> _Items from a dataset_
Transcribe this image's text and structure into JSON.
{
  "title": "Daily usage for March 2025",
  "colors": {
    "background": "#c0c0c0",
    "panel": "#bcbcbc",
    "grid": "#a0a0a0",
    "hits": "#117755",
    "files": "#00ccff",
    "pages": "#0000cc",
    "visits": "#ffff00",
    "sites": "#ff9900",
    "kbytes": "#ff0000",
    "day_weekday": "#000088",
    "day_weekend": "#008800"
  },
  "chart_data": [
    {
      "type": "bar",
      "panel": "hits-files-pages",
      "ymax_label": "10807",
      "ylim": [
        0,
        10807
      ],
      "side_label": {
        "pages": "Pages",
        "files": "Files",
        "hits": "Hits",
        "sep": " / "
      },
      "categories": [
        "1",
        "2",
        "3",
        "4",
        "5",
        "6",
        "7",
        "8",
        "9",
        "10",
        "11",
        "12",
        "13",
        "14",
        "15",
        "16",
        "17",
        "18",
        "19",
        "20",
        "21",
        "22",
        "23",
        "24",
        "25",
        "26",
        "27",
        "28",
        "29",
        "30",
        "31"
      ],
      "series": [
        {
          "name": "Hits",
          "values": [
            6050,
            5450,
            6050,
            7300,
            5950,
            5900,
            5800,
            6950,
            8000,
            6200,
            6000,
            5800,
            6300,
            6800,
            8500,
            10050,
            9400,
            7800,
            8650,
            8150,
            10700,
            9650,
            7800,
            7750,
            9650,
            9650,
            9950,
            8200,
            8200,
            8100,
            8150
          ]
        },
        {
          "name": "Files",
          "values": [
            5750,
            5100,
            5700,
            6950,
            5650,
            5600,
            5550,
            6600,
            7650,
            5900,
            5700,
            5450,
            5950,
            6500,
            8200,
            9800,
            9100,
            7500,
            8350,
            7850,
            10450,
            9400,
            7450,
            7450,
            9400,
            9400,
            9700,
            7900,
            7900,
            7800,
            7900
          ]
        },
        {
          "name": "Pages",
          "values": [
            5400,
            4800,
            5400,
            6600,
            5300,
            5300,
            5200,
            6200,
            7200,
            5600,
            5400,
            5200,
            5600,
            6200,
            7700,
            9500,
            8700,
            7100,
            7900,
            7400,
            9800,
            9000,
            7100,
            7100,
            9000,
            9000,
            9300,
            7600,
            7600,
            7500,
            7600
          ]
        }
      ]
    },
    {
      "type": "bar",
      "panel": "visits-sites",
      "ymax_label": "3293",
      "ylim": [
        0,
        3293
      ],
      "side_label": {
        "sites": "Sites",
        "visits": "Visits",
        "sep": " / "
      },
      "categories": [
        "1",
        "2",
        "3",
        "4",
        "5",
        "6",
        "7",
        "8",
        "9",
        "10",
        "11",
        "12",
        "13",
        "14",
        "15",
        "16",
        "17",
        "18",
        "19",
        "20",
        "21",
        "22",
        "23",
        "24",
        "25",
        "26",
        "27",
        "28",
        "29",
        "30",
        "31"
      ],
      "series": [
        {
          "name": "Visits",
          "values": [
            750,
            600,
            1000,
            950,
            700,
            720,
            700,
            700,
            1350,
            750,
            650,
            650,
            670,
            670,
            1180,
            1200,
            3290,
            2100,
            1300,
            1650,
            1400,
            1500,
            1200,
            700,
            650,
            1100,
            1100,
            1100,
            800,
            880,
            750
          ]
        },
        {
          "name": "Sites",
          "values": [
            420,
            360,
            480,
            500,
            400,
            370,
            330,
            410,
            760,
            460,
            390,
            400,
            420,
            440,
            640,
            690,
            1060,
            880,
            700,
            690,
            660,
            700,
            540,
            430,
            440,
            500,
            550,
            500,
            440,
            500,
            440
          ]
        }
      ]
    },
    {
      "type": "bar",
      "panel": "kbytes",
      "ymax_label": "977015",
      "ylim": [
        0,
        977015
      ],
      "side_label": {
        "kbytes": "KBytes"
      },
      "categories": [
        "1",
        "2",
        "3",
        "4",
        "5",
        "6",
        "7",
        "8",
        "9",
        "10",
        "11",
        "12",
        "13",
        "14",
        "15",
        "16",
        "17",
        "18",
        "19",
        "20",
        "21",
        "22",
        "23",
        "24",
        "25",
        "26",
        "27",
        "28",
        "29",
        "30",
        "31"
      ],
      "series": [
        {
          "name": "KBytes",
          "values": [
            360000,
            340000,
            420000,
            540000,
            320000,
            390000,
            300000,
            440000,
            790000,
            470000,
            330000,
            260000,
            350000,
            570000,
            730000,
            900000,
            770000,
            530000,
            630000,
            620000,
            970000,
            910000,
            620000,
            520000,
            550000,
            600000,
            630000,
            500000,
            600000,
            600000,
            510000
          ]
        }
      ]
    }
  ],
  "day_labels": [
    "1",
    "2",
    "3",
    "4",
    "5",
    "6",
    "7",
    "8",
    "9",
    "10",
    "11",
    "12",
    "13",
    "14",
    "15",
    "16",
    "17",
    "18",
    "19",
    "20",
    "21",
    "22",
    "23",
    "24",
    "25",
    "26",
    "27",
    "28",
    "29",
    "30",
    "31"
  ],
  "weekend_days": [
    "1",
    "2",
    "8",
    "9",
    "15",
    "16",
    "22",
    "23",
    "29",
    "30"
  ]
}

> _Your goal_
Retype the material in full, character for character.

> _Solution for this exercise_
Transcribe this image's text and structure into JSON.
{
  "title": "Daily usage for March 2025",
  "colors": {
    "background": "#c0c0c0",
    "panel": "#bcbcbc",
    "grid": "#a0a0a0",
    "hits": "#117755",
    "files": "#00ccff",
    "pages": "#0000cc",
    "visits": "#ffff00",
    "sites": "#ff9900",
    "kbytes": "#ff0000",
    "day_weekday": "#000088",
    "day_weekend": "#008800"
  },
  "chart_data": [
    {
      "type": "bar",
      "panel": "hits-files-pages",
      "ymax_label": "10807",
      "ylim": [
        0,
        10807
      ],
      "side_label": {
        "pages": "Pages",
        "files": "Files",
        "hits": "Hits",
        "sep": " / "
      },
      "categories": [
        "1",
        "2",
        "3",
        "4",
        "5",
        "6",
        "7",
        "8",
        "9",
        "10",
        "11",
        "12",
        "13",
        "14",
        "15",
        "16",
        "17",
        "18",
        "19",
        "20",
        "21",
        "22",
        "23",
        "24",
        "25",
        "26",
        "27",
        "28",
        "29",
        "30",
        "31"
      ],
      "series": [
        {
          "name": "Hits",
          "values": [
            6050,
            5450,
            6050,
            7300,
            5950,
            5900,
            5800,
            6950,
            8000,
            6200,
            6000,
            5800,
            6300,
            6800,
            8500,
            10050,
            9400,
            7800,
            8650,
            8150,
            10700,
            9650,
            7800,
            7750,
            9650,
            9650,
            9950,
            8200,
            8200,
            8100,
            8150
          ]
        },
        {
          "name": "Files",
          "values": [
            5750,
            5100,
            5700,
            6950,
            5650,
            5600,
            5550,
            6600,
            7650,
            5900,
            5700,
            5450,
            5950,
            6500,
            8200,
            9800,
            9100,
            7500,
            8350,
            7850,
            10450,
            9400,
            7450,
            7450,
            9400,
            9400,
            9700,
            7900,
            7900,
            7800,
            7900
          ]
        },
        {
          "name": "Pages",
          "values": [
            5400,
            4800,
            5400,
            6600,
            5300,
            5300,
            5200,
            6200,
            7200,
            5600,
            5400,
            5200,
            5600,
            6200,
            7700,
            9500,
            8700,
            7100,
            7900,
            7400,
            9800,
            9000,
            7100,
            7100,
            9000,
            9000,
            9300,
            7600,
            7600,
            7500,
            7600
          ]
        }
      ]
    },
    {
      "type": "bar",
      "panel": "visits-sites",
      "ymax_label": "3293",
      "ylim": [
        0,
        3293
      ],
      "side_label": {
        "sites": "Sites",
        "visits": "Visits",
        "sep": " / "
      },
      "categories": [
        "1",
        "2",
        "3",
        "4",
        "5",
        "6",
        "7",
        "8",
        "9",
        "10",
        "11",
        "12",
        "13",
        "14",
        "15",
        "16",
        "17",
        "18",
        "19",
        "20",
        "21",
        "22",
        "23",
        "24",
        "25",
        "26",
        "27",
        "28",
        "29",
        "30",
        "31"
      ],
      "series": [
        {
          "name": "Visits",
          "values": [
            750,
            600,
            1000,
            950,
            700,
            720,
            700,
            700,
            1350,
            750,
            650,
            650,
            670,
            670,
            1180,
            1200,
            3290,
            2100,
            1300,
            1650,
            1400,
            1500,
            1200,
            700,
            650,
            1100,
            1100,
            1100,
            800,
            880,
            750
          ]
        },
        {
          "name": "Sites",
          "values": [
            420,
            360,
            480,
            500,
            400,
            370,
            330,
            410,
            760,
            460,
            390,
            400,
            420,
            440,
            640,
            690,
            1060,
            880,
            700,
            690,
            660,
            700,
            540,
            430,
            440,
            500,
            550,
            500,
            440,
            500,
            440
          ]
        }
      ]
    },
    {
      "type": "bar",
      "panel": "kbytes",
      "ymax_label": "977015",
      "ylim": [
        0,
        977015
      ],
      "side_label": {
        "kbytes": "KBytes"
      },
      "categories": [
        "1",
        "2",
        "3",
        "4",
        "5",
        "6",
        "7",
        "8",
        "9",
        "10",
        "11",
        "12",
        "13",
        "14",
        "15",
        "16",
        "17",
        "18",
        "19",
        "20",
        "21",
        "22",
        "23",
        "24",
        "25",
        "26",
        "27",
        "28",
        "29",
        "30",
        "31"
      ],
      "series": [
        {
          "name": "KBytes",
          "values": [
            360000,
            340000,
            420000,
            540000,
            320000,
            390000,
            300000,
            440000,
            790000,
            470000,
            330000,
            260000,
            350000,
            570000,
            730000,
            900000,
            770000,
            530000,
            630000,
            620000,
            970000,
            910000,
            620000,
            520000,
            550000,
            600000,
            630000,
            500000,
            600000,
            600000,
            510000
          ]
        }
      ]
    }
  ],
  "day_labels": [
    "1",
    "2",
    "3",
    "4",
    "5",
    "6",
    "7",
    "8",
    "9",
    "10",
    "11",
    "12",
    "13",
    "14",
    "15",
    "16",
    "17",
    "18",
    "19",
    "20",
    "21",
    "22",
    "23",
    "24",
    "25",
    "26",
    "27",
    "28",
    "29",
    "30",
    "31"
  ],
  "weekend_days": [
    "1",
    "2",
    "8",
    "9",
    "15",
    "16",
    "22",
    "23",
    "29",
    "30"
  ]
}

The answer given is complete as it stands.